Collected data
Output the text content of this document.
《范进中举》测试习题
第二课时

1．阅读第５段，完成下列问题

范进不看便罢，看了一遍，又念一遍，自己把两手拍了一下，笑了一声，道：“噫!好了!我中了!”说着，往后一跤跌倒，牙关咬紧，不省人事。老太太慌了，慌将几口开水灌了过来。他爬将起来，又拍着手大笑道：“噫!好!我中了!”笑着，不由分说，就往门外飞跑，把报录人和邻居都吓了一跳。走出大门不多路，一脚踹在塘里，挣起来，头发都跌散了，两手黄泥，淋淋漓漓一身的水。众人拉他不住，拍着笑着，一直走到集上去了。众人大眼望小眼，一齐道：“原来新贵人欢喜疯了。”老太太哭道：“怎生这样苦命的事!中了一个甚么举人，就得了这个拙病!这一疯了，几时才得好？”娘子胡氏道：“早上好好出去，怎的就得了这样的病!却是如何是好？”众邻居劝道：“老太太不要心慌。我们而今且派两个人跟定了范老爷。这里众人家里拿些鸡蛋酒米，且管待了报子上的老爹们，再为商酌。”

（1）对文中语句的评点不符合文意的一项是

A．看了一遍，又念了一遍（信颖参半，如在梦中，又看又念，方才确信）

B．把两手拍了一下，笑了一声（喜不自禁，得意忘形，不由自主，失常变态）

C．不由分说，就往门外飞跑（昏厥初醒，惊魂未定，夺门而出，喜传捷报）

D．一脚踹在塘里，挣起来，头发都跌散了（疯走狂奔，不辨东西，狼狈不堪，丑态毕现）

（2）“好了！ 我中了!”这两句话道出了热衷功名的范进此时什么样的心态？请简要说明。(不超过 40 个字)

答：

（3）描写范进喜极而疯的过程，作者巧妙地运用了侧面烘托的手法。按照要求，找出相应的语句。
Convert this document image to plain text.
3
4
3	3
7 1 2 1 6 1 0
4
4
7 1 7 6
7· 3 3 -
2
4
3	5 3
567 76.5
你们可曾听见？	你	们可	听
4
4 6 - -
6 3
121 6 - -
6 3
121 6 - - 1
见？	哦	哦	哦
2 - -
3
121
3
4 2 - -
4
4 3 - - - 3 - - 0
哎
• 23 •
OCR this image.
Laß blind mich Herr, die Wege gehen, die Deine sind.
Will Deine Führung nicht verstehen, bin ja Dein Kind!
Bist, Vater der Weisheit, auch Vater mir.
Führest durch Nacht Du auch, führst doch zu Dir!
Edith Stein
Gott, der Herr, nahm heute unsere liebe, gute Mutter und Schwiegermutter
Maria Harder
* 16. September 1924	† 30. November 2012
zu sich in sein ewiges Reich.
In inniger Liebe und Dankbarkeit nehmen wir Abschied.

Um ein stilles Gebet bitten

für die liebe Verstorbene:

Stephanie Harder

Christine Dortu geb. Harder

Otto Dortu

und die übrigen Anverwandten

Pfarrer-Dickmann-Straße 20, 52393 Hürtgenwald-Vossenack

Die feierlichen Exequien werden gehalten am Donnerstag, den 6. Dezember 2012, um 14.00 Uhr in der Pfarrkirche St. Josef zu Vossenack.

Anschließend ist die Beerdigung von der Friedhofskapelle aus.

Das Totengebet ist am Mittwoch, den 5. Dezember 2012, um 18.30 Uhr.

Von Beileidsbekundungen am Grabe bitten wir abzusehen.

◆ DIRECTIVE
Each entry above needs to be retyped exactly.

◆ SOLUTION TO THE EXERCISE
Output the text content of this document.
《范进中举》测试习题
第二课时

1．阅读第５段，完成下列问题

范进不看便罢，看了一遍，又念一遍，自己把两手拍了一下，笑了一声，道：“噫!好了!我中了!”说着，往后一跤跌倒，牙关咬紧，不省人事。老太太慌了，慌将几口开水灌了过来。他爬将起来，又拍着手大笑道：“噫!好!我中了!”笑着，不由分说，就往门外飞跑，把报录人和邻居都吓了一跳。走出大门不多路，一脚踹在塘里，挣起来，头发都跌散了，两手黄泥，淋淋漓漓一身的水。众人拉他不住，拍着笑着，一直走到集上去了。众人大眼望小眼，一齐道：“原来新贵人欢喜疯了。”老太太哭道：“怎生这样苦命的事!中了一个甚么举人，就得了这个拙病!这一疯了，几时才得好？”娘子胡氏道：“早上好好出去，怎的就得了这样的病!却是如何是好？”众邻居劝道：“老太太不要心慌。我们而今且派两个人跟定了范老爷。这里众人家里拿些鸡蛋酒米，且管待了报子上的老爹们，再为商酌。”

（1）对文中语句的评点不符合文意的一项是

A．看了一遍，又念了一遍（信颖参半，如在梦中，又看又念，方才确信）

B．把两手拍了一下，笑了一声（喜不自禁，得意忘形，不由自主，失常变态）

C．不由分说，就往门外飞跑（昏厥初醒，惊魂未定，夺门而出，喜传捷报）

D．一脚踹在塘里，挣起来，头发都跌散了（疯走狂奔，不辨东西，狼狈不堪，丑态毕现）

（2）“好了！ 我中了!”这两句话道出了热衷功名的范进此时什么样的心态？请简要说明。(不超过 40 个字)

答：

（3）描写范进喜极而疯的过程，作者巧妙地运用了侧面烘托的手法。按照要求，找出相应的语句。
Convert this document image to plain text.
3
4
3	3
7 1 2 1 6 1 0
4
4
7 1 7 6
7· 3 3 -
2
4
3	5 3
567 76.5
你们可曾听见？	你	们可	听
4
4 6 - -
6 3
121 6 - -
6 3
121 6 - - 1
见？	哦	哦	哦
2 - -
3
121
3
4 2 - -
4
4 3 - - - 3 - - 0
哎
• 23 •
OCR this image.
Laß blind mich Herr, die Wege gehen, die Deine sind.
Will Deine Führung nicht verstehen, bin ja Dein Kind!
Bist, Vater der Weisheit, auch Vater mir.
Führest durch Nacht Du auch, führst doch zu Dir!
Edith Stein
Gott, der Herr, nahm heute unsere liebe, gute Mutter und Schwiegermutter
Maria Harder
* 16. September 1924	† 30. November 2012
zu sich in sein ewiges Reich.
In inniger Liebe und Dankbarkeit nehmen wir Abschied.

Um ein stilles Gebet bitten

für die liebe Verstorbene:

Stephanie Harder

Christine Dortu geb. Harder

Otto Dortu

und die übrigen Anverwandten

Pfarrer-Dickmann-Straße 20, 52393 Hürtgenwald-Vossenack

Die feierlichen Exequien werden gehalten am Donnerstag, den 6. Dezember 2012, um 14.00 Uhr in der Pfarrkirche St. Josef zu Vossenack.

Anschließend ist die Beerdigung von der Friedhofskapelle aus.

Das Totengebet ist am Mittwoch, den 5. Dezember 2012, um 18.30 Uhr.

Von Beileidsbekundungen am Grabe bitten wir abzusehen.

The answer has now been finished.